# Written request
Find and return each line containing "falsos".
— START OF Record excerpts —
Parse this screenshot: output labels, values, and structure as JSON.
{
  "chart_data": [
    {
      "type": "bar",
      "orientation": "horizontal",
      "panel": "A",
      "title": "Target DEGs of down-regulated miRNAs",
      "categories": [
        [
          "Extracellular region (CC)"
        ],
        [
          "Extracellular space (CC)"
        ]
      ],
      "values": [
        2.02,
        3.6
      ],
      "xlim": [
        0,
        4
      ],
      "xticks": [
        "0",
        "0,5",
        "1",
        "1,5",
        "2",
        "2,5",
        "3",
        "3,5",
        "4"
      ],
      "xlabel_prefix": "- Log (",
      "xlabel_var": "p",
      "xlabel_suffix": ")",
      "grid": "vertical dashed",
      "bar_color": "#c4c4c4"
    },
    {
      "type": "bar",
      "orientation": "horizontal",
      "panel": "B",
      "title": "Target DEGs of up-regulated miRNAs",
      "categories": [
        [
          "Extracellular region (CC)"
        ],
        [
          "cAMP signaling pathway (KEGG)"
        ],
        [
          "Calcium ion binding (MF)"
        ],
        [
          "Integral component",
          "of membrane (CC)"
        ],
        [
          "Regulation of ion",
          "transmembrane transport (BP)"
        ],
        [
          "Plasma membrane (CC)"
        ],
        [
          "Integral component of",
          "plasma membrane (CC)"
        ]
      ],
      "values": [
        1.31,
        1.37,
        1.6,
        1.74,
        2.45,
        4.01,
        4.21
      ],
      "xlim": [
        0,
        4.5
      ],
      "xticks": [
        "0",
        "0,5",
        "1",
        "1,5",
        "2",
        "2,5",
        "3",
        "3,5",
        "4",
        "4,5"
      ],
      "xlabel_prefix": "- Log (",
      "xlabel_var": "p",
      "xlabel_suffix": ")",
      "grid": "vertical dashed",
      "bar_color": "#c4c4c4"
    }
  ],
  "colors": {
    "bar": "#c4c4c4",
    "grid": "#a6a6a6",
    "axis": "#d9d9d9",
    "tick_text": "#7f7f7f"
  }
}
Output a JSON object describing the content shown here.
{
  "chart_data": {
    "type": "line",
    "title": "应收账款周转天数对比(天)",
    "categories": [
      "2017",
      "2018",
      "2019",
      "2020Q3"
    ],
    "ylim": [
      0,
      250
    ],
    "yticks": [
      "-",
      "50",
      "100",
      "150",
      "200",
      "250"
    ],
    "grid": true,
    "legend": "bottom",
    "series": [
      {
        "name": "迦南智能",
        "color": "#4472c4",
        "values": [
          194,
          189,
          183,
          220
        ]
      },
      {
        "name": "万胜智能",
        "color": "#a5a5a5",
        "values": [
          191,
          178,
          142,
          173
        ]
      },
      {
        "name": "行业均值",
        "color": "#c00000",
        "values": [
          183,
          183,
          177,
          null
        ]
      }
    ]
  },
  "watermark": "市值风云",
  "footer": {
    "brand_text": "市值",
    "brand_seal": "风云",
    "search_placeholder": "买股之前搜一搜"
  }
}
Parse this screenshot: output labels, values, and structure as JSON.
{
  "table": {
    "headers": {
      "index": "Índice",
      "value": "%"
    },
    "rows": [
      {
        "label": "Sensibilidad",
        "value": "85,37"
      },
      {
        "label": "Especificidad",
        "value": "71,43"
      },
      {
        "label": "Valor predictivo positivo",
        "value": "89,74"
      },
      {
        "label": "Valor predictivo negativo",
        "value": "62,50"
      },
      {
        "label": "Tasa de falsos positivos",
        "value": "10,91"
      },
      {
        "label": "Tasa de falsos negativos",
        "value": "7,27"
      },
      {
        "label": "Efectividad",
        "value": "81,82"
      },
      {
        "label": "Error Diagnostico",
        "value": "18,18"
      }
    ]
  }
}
— END OF Record excerpts —
# The response
        "label": "Tasa de falsos positivos",
        "label": "Tasa de falsos negativos",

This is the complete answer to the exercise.